===== Given records
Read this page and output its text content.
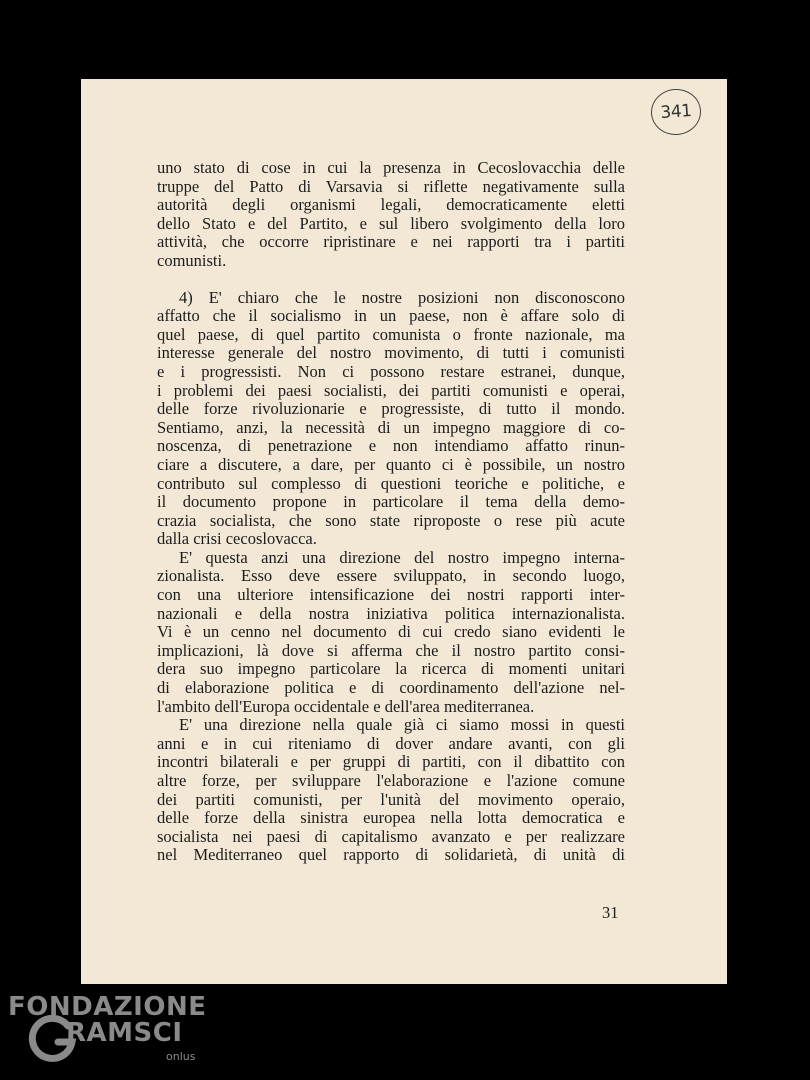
341

uno stato di cose in cui la presenza in Cecoslovacchia delle

truppe del Patto di Varsavia si riflette negativamente sulla

autorità degli organismi legali, democraticamente eletti

dello Stato e del Partito, e sul libero svolgimento della loro

attività, che occorre ripristinare e nei rapporti tra i partiti

comunisti.

4) E' chiaro che le nostre posizioni non disconoscono

affatto che il socialismo in un paese, non è affare solo di

quel paese, di quel partito comunista o fronte nazionale, ma

interesse generale del nostro movimento, di tutti i comunisti

e i progressisti. Non ci possono restare estranei, dunque,

i problemi dei paesi socialisti, dei partiti comunisti e operai,

delle forze rivoluzionarie e progressiste, di tutto il mondo.

Sentiamo, anzi, la necessità di un impegno maggiore di co-

noscenza, di penetrazione e non intendiamo affatto rinun-

ciare a discutere, a dare, per quanto ci è possibile, un nostro

contributo sul complesso di questioni teoriche e politiche, e

il documento propone in particolare il tema della demo-

crazia socialista, che sono state riproposte o rese più acute

dalla crisi cecoslovacca.

E' questa anzi una direzione del nostro impegno interna-

zionalista. Esso deve essere sviluppato, in secondo luogo,

con una ulteriore intensificazione dei nostri rapporti inter-

nazionali e della nostra iniziativa politica internazionalista.

Vi è un cenno nel documento di cui credo siano evidenti le

implicazioni, là dove si afferma che il nostro partito consi-

dera suo impegno particolare la ricerca di momenti unitari

di elaborazione politica e di coordinamento dell'azione nel-

l'ambito dell'Europa occidentale e dell'area mediterranea.

E' una direzione nella quale già ci siamo mossi in questi

anni e in cui riteniamo di dover andare avanti, con gli

incontri bilaterali e per gruppi di partiti, con il dibattito con

altre forze, per sviluppare l'elaborazione e l'azione comune

dei partiti comunisti, per l'unità del movimento operaio,

delle forze della sinistra europea nella lotta democratica e

socialista nei paesi di capitalismo avanzato e per realizzare

nel Mediterraneo quel rapporto di solidarietà, di unità di

31
FONDAZIONE
RAMSCI
onlus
==========
*Task goal*
Write out every line above exactly as it is, leaving out the pictures.

*Output*
Read this page and output its text content.
341

uno stato di cose in cui la presenza in Cecoslovacchia delle

truppe del Patto di Varsavia si riflette negativamente sulla

autorità degli organismi legali, democraticamente eletti

dello Stato e del Partito, e sul libero svolgimento della loro

attività, che occorre ripristinare e nei rapporti tra i partiti

comunisti.

4) E' chiaro che le nostre posizioni non disconoscono

affatto che il socialismo in un paese, non è affare solo di

quel paese, di quel partito comunista o fronte nazionale, ma

interesse generale del nostro movimento, di tutti i comunisti

e i progressisti. Non ci possono restare estranei, dunque,

i problemi dei paesi socialisti, dei partiti comunisti e operai,

delle forze rivoluzionarie e progressiste, di tutto il mondo.

Sentiamo, anzi, la necessità di un impegno maggiore di co-

noscenza, di penetrazione e non intendiamo affatto rinun-

ciare a discutere, a dare, per quanto ci è possibile, un nostro

contributo sul complesso di questioni teoriche e politiche, e

il documento propone in particolare il tema della demo-

crazia socialista, che sono state riproposte o rese più acute

dalla crisi cecoslovacca.

E' questa anzi una direzione del nostro impegno interna-

zionalista. Esso deve essere sviluppato, in secondo luogo,

con una ulteriore intensificazione dei nostri rapporti inter-

nazionali e della nostra iniziativa politica internazionalista.

Vi è un cenno nel documento di cui credo siano evidenti le

implicazioni, là dove si afferma che il nostro partito consi-

dera suo impegno particolare la ricerca di momenti unitari

di elaborazione politica e di coordinamento dell'azione nel-

l'ambito dell'Europa occidentale e dell'area mediterranea.

E' una direzione nella quale già ci siamo mossi in questi

anni e in cui riteniamo di dover andare avanti, con gli

incontri bilaterali e per gruppi di partiti, con il dibattito con

altre forze, per sviluppare l'elaborazione e l'azione comune

dei partiti comunisti, per l'unità del movimento operaio,

delle forze della sinistra europea nella lotta democratica e

socialista nei paesi di capitalismo avanzato e per realizzare

nel Mediterraneo quel rapporto di solidarietà, di unità di

31
FONDAZIONE
RAMSCI
onlus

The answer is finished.